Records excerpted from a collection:
>> Begin

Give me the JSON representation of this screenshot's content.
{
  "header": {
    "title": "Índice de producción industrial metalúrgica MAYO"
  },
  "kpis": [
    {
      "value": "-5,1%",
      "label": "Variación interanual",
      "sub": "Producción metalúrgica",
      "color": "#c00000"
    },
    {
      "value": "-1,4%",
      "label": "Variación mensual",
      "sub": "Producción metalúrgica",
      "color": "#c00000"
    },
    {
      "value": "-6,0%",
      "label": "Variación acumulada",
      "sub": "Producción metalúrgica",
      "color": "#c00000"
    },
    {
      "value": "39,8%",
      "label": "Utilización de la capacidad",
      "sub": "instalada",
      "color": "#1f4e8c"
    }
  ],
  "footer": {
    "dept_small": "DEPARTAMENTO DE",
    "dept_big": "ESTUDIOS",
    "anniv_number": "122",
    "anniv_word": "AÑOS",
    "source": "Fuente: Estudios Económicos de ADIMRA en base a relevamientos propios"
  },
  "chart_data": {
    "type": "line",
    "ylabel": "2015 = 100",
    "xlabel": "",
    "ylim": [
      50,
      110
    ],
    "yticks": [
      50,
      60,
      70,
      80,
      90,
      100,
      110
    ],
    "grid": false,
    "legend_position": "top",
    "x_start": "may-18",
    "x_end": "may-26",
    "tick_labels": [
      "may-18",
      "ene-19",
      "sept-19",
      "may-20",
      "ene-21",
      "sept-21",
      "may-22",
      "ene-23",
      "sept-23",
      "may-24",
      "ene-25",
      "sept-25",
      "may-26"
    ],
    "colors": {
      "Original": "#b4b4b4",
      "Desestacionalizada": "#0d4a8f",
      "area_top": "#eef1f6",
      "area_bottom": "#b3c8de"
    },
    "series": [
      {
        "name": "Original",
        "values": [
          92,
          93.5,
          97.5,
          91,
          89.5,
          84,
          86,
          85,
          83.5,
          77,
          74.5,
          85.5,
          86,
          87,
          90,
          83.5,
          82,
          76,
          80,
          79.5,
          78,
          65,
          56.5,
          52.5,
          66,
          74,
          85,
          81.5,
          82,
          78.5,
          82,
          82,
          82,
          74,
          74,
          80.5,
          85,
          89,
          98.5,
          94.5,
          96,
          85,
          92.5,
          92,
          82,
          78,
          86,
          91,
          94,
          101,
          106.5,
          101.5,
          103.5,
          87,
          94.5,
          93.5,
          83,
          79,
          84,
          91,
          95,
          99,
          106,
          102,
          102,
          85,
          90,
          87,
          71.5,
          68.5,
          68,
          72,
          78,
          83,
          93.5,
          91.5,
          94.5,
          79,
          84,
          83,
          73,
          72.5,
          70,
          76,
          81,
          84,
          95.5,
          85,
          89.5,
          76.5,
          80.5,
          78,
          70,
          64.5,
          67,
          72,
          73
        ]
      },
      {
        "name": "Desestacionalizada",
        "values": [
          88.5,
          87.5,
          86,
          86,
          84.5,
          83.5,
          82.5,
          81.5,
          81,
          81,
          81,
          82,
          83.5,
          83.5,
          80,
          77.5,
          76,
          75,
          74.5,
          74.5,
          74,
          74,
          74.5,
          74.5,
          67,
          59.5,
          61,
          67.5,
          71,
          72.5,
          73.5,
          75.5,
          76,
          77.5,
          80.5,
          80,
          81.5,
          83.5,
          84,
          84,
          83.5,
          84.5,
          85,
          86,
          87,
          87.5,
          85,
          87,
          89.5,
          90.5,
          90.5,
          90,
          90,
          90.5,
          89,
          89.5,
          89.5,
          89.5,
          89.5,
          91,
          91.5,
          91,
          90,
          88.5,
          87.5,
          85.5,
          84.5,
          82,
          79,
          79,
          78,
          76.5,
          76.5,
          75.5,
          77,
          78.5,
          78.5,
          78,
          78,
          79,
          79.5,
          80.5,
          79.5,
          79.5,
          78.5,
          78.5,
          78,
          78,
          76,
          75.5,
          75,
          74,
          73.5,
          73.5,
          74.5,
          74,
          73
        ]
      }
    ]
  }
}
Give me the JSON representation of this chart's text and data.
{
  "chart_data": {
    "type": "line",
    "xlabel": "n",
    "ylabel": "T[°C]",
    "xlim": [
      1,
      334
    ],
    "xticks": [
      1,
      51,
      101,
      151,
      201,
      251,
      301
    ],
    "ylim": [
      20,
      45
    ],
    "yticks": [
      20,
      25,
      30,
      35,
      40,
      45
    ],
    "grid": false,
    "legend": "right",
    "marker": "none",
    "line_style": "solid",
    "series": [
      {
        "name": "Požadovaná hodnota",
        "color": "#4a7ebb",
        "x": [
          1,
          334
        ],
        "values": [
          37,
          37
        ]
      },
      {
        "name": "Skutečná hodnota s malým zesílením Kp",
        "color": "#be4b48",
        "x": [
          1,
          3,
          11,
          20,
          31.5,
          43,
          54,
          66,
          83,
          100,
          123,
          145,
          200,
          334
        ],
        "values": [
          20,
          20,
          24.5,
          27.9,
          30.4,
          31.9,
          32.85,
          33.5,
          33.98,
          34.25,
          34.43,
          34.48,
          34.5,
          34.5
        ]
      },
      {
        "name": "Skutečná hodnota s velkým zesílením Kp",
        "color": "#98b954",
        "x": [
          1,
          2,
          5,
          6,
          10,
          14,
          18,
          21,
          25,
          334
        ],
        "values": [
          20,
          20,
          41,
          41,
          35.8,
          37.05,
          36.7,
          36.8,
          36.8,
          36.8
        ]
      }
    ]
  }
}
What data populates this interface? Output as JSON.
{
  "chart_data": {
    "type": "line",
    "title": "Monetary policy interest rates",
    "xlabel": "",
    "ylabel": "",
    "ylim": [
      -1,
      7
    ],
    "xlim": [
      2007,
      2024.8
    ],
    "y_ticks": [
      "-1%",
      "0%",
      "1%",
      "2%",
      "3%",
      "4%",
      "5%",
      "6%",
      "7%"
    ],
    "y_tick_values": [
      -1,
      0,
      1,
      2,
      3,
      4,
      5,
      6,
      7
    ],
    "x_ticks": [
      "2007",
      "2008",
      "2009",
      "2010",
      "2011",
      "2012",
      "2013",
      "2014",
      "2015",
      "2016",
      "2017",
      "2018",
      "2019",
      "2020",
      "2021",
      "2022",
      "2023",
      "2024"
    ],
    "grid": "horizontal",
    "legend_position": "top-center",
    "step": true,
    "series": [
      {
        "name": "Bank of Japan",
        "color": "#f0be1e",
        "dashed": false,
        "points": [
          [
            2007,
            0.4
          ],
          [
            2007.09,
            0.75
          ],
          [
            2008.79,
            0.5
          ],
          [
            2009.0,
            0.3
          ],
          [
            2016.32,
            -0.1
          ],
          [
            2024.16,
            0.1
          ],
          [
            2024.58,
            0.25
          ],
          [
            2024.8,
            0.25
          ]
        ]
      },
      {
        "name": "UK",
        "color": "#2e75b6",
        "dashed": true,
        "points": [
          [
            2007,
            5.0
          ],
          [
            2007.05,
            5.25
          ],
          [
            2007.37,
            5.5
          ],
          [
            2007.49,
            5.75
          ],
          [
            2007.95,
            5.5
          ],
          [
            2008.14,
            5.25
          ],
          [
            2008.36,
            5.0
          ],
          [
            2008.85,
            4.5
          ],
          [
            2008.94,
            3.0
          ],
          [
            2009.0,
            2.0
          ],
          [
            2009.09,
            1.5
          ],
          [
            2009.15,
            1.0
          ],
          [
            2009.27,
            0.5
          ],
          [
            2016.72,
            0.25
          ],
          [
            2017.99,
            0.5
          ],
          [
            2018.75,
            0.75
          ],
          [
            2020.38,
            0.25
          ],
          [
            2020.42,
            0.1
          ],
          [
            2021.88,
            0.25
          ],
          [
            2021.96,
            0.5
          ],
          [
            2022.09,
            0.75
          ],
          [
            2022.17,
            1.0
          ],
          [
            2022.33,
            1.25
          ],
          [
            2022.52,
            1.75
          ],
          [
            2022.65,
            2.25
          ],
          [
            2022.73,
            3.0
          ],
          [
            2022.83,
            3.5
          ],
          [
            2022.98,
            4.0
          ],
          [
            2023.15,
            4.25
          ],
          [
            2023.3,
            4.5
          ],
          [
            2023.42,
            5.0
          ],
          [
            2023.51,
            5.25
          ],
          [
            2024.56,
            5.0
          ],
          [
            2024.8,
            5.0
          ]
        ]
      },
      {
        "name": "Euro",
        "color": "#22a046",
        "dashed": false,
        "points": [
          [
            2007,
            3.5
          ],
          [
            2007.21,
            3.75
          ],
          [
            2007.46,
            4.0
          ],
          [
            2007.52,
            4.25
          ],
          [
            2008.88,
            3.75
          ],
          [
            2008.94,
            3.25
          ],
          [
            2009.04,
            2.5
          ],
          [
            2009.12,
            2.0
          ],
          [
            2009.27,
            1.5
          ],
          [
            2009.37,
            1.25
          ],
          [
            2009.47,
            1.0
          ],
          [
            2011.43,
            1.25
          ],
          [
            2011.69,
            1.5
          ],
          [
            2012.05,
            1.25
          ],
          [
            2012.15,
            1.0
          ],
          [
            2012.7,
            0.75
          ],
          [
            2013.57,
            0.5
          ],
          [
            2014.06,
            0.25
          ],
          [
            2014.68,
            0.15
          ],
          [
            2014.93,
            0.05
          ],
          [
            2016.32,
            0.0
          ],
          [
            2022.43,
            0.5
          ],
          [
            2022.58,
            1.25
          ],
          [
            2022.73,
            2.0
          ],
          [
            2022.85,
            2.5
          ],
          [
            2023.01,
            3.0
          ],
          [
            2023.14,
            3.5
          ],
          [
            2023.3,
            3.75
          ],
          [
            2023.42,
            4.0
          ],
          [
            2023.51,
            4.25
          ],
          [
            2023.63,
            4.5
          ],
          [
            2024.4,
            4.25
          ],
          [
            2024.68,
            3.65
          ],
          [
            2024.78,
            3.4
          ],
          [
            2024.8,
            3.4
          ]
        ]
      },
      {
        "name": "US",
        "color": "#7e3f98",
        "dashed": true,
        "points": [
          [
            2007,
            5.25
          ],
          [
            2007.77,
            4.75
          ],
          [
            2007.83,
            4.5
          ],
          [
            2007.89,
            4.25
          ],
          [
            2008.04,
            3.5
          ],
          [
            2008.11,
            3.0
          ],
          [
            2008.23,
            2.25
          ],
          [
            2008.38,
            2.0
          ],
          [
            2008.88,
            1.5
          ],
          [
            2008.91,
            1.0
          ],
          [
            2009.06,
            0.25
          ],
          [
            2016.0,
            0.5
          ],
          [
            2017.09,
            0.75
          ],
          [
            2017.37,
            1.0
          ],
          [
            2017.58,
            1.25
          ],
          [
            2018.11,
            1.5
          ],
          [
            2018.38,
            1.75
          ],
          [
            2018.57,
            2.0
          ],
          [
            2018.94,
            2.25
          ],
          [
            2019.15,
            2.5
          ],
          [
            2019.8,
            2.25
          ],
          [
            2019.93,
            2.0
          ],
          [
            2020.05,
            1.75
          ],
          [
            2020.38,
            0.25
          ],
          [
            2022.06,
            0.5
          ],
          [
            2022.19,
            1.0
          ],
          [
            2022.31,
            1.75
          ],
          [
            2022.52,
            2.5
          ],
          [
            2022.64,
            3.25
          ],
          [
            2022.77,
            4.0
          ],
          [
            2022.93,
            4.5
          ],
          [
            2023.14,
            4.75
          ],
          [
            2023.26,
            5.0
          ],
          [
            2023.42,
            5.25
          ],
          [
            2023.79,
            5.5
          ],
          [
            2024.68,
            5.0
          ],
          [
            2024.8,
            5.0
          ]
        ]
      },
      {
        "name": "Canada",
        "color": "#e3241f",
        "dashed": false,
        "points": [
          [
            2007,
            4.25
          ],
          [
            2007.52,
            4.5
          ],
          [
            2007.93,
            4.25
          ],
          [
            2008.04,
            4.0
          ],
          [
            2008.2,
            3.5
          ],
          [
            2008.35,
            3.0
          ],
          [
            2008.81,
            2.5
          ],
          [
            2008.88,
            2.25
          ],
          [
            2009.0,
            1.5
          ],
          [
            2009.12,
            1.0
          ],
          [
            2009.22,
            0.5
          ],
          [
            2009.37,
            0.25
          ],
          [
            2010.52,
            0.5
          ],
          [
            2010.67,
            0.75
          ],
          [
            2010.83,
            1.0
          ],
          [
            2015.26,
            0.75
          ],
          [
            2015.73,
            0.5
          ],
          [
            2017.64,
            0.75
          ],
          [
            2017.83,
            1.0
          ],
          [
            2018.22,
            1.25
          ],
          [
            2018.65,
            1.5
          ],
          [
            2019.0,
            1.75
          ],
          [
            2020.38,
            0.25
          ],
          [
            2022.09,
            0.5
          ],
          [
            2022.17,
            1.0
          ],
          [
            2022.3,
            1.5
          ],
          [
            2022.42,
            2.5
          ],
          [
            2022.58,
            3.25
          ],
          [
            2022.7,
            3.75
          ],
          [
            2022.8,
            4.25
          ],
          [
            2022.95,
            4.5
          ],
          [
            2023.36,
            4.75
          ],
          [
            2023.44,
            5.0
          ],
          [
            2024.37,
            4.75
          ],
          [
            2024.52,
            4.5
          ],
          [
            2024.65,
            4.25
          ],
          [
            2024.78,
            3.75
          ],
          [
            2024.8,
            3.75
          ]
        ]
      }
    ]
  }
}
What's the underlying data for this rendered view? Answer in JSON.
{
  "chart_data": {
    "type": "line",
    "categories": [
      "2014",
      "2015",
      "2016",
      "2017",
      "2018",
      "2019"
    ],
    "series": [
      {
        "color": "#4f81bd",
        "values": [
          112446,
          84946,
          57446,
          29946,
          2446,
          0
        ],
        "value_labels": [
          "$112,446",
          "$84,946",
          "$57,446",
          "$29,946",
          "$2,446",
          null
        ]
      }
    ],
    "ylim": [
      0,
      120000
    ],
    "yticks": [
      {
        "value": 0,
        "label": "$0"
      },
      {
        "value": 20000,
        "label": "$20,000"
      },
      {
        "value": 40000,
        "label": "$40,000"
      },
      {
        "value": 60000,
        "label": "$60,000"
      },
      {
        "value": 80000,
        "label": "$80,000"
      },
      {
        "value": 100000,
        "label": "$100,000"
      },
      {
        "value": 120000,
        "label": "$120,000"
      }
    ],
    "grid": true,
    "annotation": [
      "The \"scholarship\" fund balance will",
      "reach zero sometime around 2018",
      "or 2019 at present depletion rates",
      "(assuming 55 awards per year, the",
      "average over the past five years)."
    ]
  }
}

>> End

PROMPT:
Pull every line containing "title" out of the records.

RESULT FOR THIS TASK:
    "title": "Índice de producción industrial metalúrgica MAYO"
    "title": "Monetary policy interest rates",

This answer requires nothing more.